- **Rows**

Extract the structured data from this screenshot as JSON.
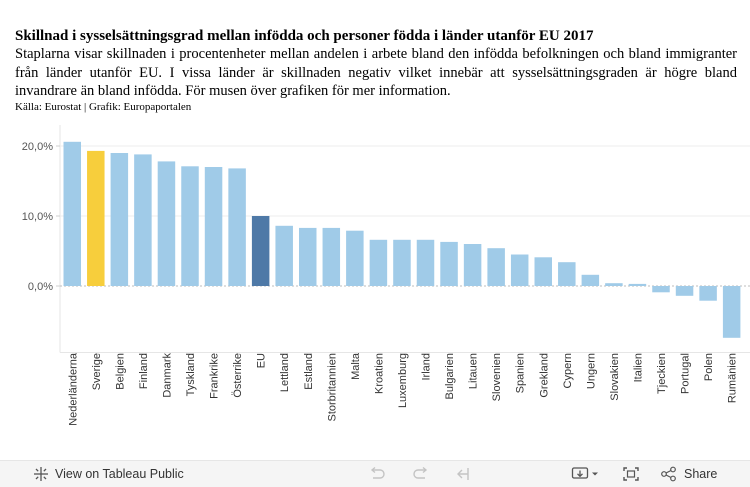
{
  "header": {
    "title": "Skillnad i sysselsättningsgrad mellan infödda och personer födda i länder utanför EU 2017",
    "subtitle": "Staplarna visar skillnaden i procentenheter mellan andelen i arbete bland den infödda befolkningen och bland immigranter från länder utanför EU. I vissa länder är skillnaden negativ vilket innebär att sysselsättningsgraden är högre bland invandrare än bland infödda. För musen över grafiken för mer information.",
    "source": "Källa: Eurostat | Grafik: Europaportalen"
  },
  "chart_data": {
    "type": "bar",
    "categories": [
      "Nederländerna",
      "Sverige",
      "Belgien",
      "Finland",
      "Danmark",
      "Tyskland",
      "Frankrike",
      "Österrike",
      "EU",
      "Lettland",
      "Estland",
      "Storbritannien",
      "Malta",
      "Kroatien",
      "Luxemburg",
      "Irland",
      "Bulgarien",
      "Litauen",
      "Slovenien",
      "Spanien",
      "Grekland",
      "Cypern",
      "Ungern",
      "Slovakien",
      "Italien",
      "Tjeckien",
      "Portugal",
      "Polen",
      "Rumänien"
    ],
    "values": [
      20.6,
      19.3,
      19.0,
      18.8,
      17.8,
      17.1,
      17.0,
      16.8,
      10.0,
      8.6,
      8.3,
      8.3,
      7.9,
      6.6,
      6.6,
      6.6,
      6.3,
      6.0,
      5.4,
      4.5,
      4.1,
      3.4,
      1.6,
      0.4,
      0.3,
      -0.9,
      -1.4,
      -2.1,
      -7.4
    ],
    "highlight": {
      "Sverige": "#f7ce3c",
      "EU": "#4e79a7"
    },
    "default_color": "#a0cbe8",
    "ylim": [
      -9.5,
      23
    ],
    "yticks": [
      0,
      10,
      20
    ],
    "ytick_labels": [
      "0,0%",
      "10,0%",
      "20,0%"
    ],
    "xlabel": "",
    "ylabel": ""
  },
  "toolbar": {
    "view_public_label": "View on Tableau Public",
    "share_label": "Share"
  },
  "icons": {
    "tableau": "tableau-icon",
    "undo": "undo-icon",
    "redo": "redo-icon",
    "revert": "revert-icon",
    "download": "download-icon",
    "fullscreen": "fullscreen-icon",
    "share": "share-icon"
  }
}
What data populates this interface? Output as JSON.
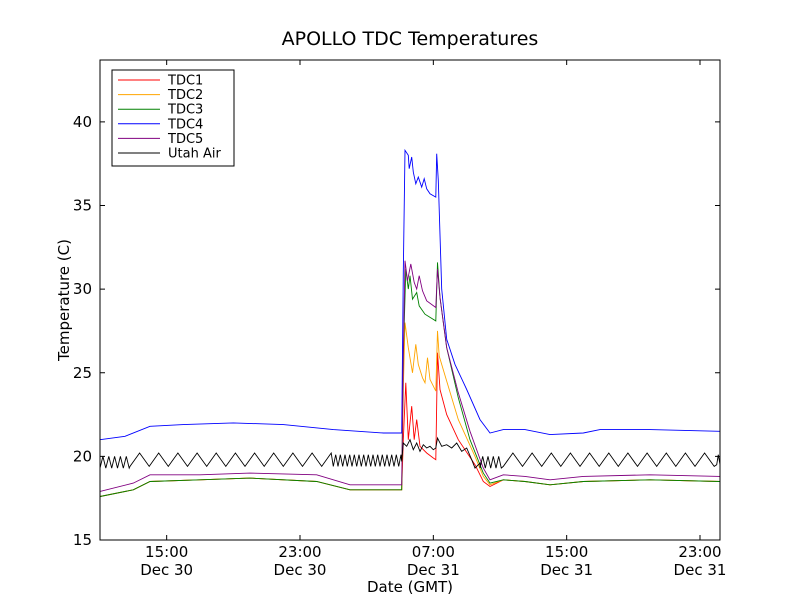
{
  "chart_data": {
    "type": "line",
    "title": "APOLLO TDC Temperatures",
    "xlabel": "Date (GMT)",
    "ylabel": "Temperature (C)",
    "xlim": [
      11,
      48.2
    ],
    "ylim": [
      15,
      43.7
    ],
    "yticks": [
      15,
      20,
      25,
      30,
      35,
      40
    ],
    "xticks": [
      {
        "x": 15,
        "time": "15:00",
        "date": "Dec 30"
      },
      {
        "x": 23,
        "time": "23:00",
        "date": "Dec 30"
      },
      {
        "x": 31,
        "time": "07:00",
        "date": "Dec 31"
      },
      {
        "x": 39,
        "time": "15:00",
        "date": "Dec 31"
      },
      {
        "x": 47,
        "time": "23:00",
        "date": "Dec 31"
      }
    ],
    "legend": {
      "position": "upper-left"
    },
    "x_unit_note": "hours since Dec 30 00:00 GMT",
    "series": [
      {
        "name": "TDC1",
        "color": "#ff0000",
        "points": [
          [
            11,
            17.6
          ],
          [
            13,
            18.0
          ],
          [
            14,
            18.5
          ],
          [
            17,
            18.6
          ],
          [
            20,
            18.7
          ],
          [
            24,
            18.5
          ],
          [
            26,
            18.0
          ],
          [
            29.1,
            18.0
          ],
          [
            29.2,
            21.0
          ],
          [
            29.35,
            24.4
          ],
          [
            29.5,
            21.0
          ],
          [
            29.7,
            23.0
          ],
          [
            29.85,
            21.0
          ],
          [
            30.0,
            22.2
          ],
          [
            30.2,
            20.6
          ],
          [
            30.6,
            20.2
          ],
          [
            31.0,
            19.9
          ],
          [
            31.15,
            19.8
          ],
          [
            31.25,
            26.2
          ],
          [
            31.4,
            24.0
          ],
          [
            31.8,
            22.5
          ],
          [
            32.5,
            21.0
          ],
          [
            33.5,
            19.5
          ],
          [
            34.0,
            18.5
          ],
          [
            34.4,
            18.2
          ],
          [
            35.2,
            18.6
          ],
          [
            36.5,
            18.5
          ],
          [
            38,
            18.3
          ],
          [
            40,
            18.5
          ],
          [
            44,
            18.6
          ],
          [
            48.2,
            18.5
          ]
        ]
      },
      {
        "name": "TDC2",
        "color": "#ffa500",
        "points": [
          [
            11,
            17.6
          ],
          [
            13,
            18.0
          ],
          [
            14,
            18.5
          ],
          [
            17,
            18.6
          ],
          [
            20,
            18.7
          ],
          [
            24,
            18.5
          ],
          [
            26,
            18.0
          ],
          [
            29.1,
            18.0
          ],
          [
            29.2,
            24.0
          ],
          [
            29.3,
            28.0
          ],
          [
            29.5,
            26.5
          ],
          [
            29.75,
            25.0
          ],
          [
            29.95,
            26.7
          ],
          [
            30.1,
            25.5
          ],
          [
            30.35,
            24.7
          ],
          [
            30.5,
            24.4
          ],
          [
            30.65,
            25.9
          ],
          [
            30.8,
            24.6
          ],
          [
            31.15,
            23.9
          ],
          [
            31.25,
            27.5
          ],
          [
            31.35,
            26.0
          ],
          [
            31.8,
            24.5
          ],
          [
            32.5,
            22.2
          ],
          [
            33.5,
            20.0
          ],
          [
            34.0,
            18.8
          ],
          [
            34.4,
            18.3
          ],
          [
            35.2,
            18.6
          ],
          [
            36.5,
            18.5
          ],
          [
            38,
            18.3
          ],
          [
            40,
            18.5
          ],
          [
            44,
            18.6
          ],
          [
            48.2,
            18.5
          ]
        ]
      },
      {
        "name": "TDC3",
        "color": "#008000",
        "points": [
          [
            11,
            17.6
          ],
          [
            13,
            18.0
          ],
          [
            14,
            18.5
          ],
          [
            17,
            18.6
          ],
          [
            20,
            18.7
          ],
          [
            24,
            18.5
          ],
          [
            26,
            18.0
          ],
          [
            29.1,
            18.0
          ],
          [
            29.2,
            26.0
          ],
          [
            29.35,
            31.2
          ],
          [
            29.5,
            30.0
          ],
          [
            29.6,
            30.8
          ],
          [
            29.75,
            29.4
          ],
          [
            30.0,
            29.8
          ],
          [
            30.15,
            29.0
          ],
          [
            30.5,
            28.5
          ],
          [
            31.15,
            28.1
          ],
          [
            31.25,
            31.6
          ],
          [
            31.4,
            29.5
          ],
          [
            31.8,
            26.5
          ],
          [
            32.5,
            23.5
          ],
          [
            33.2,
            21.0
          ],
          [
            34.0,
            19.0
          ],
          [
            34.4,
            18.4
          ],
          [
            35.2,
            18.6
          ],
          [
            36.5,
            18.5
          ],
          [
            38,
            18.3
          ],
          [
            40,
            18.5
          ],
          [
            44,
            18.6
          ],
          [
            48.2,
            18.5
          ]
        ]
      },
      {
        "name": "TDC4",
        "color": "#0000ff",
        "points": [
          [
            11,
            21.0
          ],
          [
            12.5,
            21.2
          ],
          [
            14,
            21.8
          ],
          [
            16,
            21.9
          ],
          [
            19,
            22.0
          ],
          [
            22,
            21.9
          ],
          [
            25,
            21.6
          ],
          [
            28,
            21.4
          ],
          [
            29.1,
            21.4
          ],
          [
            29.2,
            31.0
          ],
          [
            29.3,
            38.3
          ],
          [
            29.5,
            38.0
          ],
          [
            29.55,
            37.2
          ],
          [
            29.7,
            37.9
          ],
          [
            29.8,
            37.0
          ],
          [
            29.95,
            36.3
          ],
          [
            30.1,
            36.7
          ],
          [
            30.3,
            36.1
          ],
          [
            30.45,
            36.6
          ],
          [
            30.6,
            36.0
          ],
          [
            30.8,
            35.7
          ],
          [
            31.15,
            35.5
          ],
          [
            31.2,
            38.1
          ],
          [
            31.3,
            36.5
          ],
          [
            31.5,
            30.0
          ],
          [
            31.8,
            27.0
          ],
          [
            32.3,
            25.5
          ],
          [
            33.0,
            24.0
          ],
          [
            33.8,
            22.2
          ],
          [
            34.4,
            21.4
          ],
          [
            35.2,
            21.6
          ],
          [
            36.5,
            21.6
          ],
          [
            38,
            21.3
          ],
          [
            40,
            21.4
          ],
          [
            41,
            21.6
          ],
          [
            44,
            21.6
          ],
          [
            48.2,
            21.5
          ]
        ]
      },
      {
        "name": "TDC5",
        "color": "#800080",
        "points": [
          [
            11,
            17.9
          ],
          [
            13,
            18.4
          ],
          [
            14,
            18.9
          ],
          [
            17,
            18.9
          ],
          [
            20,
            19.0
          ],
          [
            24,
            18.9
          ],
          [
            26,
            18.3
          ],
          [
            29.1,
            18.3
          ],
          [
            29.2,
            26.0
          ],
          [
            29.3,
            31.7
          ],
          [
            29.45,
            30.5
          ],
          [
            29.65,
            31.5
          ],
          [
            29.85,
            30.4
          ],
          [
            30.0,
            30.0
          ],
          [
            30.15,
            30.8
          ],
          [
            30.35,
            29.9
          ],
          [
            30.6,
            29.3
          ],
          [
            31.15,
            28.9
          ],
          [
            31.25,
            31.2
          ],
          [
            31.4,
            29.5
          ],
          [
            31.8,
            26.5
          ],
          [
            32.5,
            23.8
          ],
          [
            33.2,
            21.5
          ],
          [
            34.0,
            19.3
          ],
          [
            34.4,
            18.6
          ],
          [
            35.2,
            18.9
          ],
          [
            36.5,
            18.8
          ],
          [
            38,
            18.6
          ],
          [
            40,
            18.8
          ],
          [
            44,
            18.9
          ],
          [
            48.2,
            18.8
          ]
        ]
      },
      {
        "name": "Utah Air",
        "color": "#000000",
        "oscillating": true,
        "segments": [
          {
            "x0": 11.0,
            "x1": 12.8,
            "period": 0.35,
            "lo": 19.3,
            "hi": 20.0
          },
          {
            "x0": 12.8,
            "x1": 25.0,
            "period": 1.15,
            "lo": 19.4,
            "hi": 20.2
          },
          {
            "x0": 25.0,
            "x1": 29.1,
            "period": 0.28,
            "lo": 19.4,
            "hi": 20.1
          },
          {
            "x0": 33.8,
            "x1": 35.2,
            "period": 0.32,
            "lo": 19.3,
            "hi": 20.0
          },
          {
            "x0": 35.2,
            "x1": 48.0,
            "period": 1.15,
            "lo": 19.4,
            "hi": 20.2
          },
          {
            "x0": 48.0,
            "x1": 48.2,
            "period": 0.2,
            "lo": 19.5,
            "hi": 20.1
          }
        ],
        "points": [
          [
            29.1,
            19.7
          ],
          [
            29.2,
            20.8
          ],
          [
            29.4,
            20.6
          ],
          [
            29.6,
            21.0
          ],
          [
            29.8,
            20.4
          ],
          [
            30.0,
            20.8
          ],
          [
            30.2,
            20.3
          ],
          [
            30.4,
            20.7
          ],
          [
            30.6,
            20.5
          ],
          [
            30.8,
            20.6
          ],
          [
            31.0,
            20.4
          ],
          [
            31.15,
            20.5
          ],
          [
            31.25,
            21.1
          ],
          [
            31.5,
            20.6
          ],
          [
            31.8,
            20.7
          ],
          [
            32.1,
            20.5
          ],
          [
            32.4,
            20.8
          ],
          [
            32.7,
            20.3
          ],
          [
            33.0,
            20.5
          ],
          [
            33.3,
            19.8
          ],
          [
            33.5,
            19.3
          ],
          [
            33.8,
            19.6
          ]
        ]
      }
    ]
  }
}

- **Instructions to follow**
Collect each line above holding the string "utanför".

- **Complete answer**
    "title": "Skillnad i sysselsättningsgrad mellan infödda och personer födda i länder utanför EU 2017",
    "subtitle": "Staplarna visar skillnaden i procentenheter mellan andelen i arbete bland den infödda befolkningen och bland immigranter från länder utanför EU. I vissa länder är skillnaden negativ vilket innebär att sysselsättningsgraden är högre bland invandrare än bland infödda. För musen över grafiken för mer information.",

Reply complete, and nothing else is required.